(Collection entries)
___

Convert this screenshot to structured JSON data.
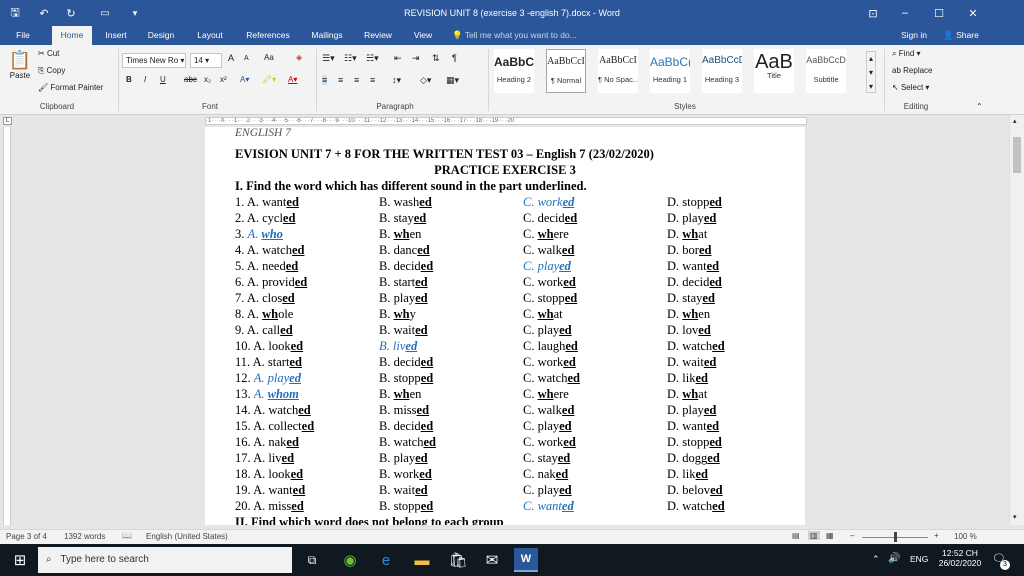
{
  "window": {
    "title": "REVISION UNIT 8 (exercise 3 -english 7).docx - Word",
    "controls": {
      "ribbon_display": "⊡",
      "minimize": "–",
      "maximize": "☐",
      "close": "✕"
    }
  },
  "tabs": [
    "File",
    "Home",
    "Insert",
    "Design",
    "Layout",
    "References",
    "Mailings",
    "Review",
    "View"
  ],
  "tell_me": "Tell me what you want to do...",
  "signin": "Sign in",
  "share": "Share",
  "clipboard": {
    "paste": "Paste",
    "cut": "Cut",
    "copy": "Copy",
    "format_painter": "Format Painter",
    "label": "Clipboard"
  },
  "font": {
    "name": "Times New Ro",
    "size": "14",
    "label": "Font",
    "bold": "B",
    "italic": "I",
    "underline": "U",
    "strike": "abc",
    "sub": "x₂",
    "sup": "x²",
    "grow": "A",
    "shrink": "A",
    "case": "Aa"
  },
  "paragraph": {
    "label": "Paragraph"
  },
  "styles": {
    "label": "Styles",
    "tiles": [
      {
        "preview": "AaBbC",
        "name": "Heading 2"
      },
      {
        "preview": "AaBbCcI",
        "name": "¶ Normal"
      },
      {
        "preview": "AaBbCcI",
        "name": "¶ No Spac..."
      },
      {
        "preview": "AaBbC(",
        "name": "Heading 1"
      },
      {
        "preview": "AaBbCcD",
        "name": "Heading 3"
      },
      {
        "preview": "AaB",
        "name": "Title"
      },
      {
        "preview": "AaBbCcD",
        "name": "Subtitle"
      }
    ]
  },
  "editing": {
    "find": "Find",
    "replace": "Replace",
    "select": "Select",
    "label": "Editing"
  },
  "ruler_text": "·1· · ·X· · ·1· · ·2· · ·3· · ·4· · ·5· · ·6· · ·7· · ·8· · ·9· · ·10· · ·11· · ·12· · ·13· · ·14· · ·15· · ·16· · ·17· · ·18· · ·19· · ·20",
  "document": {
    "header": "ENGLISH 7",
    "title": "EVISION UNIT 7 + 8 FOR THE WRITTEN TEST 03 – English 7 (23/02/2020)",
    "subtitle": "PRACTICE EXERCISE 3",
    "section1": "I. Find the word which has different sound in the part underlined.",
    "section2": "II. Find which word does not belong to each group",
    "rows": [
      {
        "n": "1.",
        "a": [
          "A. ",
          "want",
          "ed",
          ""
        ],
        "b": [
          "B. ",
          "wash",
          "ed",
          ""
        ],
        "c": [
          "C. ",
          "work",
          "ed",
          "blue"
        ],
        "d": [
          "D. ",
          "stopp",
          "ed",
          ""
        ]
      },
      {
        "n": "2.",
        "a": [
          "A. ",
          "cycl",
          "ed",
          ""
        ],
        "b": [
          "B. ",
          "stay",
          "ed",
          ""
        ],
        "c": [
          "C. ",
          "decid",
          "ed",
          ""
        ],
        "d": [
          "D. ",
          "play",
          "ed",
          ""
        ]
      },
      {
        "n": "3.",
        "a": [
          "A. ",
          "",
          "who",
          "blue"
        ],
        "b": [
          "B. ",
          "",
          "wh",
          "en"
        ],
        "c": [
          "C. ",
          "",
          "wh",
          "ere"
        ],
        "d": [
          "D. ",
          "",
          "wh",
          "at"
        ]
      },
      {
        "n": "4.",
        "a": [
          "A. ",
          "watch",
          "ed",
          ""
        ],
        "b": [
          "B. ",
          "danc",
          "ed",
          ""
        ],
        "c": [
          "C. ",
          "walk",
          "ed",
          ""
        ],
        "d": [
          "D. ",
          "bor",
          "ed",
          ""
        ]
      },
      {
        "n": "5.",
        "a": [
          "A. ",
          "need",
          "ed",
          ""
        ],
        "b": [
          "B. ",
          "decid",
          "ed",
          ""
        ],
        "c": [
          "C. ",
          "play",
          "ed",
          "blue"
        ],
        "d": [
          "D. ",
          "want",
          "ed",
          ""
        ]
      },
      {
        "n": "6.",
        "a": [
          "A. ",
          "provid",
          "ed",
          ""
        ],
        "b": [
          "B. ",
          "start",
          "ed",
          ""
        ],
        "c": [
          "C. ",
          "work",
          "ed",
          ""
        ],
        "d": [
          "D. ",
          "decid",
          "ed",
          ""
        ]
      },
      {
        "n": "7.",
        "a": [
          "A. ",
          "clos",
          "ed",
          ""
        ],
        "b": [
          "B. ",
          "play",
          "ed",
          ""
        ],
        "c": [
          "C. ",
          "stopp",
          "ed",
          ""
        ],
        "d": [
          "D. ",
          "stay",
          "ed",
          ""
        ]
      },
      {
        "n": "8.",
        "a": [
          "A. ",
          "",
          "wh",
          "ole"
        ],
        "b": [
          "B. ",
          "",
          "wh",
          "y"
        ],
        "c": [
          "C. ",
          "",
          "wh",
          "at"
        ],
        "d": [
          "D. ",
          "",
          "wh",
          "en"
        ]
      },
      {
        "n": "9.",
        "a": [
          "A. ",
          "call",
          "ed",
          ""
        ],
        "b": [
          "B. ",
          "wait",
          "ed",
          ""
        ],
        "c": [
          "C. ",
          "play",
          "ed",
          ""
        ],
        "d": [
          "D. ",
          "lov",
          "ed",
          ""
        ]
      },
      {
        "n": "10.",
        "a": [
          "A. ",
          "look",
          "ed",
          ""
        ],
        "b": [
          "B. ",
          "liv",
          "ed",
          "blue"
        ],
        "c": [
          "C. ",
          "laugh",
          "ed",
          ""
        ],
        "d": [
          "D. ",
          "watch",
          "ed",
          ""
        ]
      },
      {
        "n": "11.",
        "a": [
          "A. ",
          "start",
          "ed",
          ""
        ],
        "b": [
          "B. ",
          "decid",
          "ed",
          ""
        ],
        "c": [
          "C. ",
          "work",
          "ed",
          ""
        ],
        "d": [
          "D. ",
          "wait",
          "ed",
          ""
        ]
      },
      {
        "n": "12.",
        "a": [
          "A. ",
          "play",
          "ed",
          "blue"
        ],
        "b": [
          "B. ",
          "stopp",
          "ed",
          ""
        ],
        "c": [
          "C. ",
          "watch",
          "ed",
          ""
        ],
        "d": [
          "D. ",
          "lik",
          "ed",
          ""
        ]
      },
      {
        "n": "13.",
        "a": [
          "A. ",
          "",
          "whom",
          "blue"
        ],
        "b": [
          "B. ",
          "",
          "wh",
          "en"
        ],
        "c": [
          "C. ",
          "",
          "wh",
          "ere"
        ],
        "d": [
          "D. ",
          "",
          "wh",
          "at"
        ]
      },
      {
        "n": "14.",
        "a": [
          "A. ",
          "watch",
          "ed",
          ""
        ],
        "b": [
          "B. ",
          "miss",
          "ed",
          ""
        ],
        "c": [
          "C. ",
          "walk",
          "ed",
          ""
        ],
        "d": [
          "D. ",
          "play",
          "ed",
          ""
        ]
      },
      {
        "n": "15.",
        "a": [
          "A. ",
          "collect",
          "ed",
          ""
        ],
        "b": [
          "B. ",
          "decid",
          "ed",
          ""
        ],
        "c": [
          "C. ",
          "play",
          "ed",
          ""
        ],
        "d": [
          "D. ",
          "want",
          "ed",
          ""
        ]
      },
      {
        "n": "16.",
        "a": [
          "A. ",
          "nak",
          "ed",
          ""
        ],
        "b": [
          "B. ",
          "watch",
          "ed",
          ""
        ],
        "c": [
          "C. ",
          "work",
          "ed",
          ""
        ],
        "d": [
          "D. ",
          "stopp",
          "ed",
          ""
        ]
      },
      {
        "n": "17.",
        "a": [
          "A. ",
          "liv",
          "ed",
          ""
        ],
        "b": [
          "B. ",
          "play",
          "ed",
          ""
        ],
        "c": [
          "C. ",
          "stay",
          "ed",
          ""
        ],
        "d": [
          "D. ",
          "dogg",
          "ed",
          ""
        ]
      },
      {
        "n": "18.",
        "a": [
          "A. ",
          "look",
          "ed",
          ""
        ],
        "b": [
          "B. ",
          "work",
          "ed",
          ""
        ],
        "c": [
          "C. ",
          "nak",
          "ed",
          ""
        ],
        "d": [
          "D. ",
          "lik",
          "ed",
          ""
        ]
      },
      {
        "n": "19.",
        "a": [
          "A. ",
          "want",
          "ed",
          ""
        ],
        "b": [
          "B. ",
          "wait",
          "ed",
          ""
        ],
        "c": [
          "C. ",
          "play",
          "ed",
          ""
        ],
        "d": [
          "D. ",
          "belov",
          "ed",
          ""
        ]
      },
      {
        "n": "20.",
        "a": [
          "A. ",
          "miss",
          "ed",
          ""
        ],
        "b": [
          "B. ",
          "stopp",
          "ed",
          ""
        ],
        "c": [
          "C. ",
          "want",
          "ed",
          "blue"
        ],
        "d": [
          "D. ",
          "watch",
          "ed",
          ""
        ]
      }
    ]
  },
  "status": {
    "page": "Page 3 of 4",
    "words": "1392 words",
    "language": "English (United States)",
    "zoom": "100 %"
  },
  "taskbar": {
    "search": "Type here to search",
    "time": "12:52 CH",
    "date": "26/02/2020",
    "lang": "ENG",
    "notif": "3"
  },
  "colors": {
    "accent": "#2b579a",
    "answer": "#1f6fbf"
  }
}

___

PROBLEM REQUIREMENTS:
Read the lines above. Gather those in which the string "label" is found.

SOLUTION TO THIS TASK:
    "label": "Clipboard"
    "label": "Font",
    "label": "Paragraph"
    "label": "Styles",
    "label": "Editing"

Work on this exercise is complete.